** Begin Data to process **

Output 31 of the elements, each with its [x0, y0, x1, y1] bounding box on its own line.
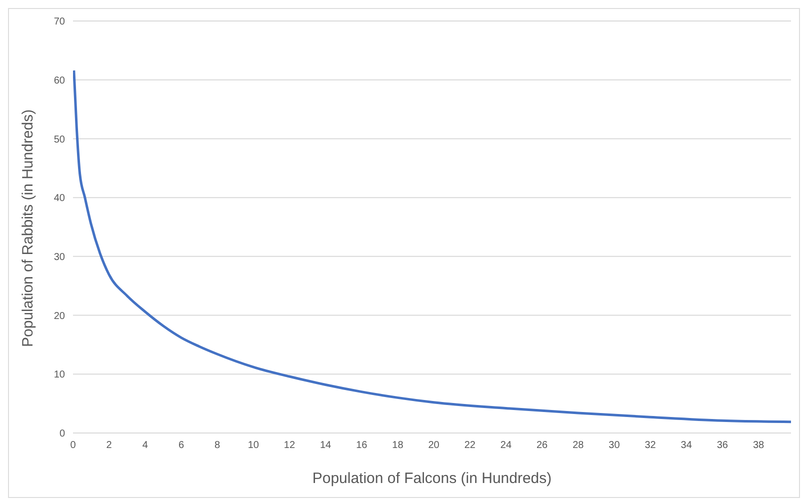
x-tick-label: 14 [320, 440, 332, 452]
y-tick-label: 10 [54, 370, 66, 381]
x-tick-label: 12 [284, 440, 296, 452]
x-tick-label: 28 [572, 440, 584, 452]
y-tick-label: 30 [54, 252, 66, 263]
y-tick-label: 20 [54, 310, 66, 322]
x-axis-title: Population of Falcons (in Hundreds) [312, 470, 552, 487]
x-tick-label: 24 [500, 440, 512, 452]
x-tick-label: 38 [752, 440, 765, 452]
y-tick-label: 60 [54, 75, 66, 86]
y-tick-label: 50 [54, 134, 66, 146]
x-tick-label: 10 [248, 440, 260, 452]
x-tick-label: 26 [536, 440, 548, 452]
x-tick-label: 4 [142, 440, 148, 452]
x-tick-label: 34 [680, 440, 692, 452]
x-tick-label: 6 [178, 440, 184, 452]
x-tick-label: 18 [392, 440, 404, 452]
y-tick-label: 0 [59, 428, 66, 440]
x-tick-label: 32 [644, 440, 656, 452]
y-tick-label: 70 [54, 16, 66, 28]
y-tick-label: 40 [54, 193, 66, 204]
x-tick-label: 22 [464, 440, 476, 452]
x-tick-label: 2 [106, 440, 112, 452]
x-tick-label: 0 [70, 440, 76, 452]
x-tick-label: 20 [428, 440, 440, 452]
y-axis-title: Population of Rabbits (in Hundreds) [19, 109, 36, 347]
line-series [73, 69, 791, 424]
x-tick-label: 30 [608, 440, 620, 452]
x-tick-label: 8 [214, 440, 221, 452]
x-tick-label: 16 [356, 440, 368, 452]
x-tick-label: 36 [716, 440, 728, 452]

** End Data to process **

» Task statement
Count the lines in the records above that contain the string "axis", matching case exactly, and give only the number.

» Solved exercise
2